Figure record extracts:

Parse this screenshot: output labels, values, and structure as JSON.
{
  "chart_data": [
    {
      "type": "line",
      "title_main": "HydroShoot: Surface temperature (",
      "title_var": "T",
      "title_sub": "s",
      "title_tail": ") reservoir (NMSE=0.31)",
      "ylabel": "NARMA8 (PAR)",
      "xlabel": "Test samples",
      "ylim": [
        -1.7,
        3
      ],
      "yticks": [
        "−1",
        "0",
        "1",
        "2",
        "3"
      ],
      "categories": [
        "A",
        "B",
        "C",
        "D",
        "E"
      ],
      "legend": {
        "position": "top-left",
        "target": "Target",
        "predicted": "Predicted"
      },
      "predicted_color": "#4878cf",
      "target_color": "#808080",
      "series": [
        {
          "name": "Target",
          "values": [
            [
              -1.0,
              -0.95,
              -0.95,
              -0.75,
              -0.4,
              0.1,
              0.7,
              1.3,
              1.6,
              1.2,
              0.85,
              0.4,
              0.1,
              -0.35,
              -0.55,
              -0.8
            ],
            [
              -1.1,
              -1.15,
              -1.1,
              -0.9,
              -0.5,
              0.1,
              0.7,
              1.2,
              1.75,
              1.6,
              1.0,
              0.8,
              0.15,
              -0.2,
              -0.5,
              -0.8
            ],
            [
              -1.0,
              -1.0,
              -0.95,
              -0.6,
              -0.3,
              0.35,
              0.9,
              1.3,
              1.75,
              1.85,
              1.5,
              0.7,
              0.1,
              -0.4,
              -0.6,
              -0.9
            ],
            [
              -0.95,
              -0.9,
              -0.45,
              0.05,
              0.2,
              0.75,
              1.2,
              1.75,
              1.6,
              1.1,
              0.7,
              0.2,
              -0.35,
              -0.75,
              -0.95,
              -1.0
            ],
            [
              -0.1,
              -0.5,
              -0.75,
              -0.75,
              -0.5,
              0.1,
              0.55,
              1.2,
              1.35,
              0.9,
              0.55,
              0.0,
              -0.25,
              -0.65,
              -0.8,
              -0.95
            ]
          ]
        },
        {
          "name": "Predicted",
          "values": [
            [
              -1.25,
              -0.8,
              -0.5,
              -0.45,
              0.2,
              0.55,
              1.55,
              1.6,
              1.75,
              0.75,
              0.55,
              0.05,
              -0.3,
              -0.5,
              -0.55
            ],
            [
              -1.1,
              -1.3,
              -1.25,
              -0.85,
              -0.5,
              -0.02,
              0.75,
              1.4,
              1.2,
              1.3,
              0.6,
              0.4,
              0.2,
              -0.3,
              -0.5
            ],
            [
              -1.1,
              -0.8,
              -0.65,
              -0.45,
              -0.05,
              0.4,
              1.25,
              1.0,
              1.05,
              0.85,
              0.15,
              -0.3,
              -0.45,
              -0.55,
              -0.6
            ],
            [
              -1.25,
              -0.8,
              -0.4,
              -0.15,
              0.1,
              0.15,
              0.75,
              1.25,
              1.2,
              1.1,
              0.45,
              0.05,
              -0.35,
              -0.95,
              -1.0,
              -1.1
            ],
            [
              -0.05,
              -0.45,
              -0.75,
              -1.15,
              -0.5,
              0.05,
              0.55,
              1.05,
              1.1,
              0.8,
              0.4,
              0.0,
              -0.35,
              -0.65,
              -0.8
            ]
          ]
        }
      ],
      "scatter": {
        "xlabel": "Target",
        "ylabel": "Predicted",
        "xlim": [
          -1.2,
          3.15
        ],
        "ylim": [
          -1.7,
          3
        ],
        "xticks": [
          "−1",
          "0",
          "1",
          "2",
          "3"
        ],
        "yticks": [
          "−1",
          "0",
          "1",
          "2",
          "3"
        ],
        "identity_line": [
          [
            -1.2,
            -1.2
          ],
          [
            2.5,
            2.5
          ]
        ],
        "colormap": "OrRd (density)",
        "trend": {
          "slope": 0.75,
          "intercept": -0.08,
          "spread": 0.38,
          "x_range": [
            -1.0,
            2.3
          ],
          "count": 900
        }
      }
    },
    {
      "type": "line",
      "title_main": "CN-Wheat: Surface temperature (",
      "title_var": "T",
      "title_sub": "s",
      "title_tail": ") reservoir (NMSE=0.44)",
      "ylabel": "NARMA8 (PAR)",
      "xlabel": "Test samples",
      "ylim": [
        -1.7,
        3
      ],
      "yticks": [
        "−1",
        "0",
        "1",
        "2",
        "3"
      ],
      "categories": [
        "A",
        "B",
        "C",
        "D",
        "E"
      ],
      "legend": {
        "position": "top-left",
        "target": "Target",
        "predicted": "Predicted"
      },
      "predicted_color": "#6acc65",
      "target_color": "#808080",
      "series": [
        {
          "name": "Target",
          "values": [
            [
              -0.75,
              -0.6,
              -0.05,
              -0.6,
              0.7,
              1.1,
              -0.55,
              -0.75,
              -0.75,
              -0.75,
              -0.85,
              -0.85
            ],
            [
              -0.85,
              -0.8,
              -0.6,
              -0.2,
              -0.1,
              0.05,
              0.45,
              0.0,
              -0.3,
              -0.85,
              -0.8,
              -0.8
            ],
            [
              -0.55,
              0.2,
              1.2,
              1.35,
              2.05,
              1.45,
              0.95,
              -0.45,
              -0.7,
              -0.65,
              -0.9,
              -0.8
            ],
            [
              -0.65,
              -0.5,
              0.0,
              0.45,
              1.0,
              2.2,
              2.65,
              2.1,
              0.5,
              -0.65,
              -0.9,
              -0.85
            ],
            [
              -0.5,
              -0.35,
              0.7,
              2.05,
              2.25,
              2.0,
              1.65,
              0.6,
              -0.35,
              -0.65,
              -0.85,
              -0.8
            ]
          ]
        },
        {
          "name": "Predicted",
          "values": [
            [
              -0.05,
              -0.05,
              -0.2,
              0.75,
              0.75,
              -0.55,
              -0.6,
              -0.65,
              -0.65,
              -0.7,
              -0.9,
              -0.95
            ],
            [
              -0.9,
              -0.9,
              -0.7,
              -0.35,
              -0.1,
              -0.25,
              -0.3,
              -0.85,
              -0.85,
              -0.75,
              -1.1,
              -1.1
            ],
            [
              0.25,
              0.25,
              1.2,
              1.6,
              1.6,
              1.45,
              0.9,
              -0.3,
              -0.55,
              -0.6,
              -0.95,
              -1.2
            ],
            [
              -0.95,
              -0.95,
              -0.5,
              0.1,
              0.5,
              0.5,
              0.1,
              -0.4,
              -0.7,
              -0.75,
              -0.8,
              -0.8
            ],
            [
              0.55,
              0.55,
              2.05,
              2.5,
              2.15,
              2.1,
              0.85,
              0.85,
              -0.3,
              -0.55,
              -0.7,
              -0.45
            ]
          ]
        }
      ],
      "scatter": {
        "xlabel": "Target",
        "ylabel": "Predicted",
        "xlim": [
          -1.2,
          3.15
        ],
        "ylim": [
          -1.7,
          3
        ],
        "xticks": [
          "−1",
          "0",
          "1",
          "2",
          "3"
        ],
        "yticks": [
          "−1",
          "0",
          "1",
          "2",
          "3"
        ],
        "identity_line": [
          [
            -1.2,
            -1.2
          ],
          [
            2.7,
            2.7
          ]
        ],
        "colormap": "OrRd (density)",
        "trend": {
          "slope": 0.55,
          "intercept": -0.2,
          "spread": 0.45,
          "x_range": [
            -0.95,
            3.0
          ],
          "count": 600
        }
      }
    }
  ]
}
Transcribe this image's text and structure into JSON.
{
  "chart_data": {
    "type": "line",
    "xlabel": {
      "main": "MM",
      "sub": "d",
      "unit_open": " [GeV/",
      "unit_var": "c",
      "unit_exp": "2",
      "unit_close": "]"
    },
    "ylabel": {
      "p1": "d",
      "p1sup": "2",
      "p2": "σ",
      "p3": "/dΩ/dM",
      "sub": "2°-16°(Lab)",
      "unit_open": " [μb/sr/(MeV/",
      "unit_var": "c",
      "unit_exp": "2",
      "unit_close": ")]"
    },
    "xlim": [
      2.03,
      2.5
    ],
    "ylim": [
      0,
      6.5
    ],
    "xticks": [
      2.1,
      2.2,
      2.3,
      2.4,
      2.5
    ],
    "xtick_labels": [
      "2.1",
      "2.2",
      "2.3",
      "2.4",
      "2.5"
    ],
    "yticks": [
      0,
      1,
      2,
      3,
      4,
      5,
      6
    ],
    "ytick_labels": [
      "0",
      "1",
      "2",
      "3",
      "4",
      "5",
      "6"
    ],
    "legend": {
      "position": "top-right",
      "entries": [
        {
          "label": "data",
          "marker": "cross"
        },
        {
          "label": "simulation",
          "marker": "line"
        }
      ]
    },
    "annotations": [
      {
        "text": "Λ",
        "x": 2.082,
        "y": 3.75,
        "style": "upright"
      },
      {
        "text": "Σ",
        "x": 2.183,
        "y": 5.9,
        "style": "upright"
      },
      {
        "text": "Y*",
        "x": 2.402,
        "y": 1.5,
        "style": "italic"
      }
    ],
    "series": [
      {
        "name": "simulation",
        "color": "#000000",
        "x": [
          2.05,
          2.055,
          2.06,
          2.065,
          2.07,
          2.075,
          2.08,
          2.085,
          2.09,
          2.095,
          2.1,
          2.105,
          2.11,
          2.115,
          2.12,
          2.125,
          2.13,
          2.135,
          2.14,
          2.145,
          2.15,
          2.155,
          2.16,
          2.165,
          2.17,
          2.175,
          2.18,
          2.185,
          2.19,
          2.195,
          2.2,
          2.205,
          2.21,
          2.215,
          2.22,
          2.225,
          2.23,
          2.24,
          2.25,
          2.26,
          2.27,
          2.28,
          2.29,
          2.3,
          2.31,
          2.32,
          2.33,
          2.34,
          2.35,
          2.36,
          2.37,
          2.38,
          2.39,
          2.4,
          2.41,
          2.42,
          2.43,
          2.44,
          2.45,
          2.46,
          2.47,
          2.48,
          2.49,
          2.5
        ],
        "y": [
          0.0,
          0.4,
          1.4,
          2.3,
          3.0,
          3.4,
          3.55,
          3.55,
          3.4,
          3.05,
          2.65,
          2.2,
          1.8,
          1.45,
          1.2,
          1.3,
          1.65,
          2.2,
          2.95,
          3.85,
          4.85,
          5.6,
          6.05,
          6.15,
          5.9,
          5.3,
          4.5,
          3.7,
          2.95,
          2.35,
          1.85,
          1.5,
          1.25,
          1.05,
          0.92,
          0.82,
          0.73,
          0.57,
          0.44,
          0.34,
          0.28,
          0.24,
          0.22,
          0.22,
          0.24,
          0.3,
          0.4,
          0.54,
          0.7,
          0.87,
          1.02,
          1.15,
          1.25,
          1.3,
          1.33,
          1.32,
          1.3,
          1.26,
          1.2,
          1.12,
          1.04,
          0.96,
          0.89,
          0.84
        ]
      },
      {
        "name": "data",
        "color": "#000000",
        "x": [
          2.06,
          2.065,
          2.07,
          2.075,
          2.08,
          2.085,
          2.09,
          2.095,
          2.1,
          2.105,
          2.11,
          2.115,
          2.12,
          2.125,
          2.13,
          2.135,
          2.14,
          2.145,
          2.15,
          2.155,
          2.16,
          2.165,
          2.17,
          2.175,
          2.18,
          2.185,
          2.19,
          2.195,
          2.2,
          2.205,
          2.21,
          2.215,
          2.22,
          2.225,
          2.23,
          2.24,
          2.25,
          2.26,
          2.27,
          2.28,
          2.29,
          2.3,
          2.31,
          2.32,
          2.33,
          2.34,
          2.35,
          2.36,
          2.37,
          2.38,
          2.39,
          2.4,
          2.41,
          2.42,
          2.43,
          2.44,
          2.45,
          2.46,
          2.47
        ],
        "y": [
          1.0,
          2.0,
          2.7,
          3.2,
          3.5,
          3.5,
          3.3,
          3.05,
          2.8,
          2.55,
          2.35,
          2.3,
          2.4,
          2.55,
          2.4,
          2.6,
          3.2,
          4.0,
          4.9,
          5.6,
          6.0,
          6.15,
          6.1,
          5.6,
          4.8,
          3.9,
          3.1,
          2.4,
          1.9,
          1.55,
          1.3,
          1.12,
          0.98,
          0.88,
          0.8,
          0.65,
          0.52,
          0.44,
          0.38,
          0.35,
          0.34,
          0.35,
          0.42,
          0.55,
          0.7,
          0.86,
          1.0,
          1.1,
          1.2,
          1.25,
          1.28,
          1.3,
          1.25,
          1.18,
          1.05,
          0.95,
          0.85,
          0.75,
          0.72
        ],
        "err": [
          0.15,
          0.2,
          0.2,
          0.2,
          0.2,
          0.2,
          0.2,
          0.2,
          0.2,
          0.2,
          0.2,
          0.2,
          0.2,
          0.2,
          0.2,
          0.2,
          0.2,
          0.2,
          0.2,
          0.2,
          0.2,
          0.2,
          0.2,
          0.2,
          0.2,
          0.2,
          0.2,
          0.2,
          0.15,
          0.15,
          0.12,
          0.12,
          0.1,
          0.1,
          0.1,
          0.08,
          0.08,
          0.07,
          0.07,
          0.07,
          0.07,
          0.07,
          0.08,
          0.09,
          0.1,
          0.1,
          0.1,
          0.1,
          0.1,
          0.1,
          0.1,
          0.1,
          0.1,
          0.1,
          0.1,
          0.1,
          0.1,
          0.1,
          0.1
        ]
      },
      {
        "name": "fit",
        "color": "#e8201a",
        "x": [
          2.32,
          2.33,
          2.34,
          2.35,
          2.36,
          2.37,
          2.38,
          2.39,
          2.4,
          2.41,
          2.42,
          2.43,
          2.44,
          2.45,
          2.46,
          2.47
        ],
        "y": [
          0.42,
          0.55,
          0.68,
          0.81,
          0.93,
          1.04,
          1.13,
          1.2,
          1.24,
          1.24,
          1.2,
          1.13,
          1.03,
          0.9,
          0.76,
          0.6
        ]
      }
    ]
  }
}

### Given task
Across the entries above, how many lines contain "Surface"? Provide only the count.

### Completed exercise
2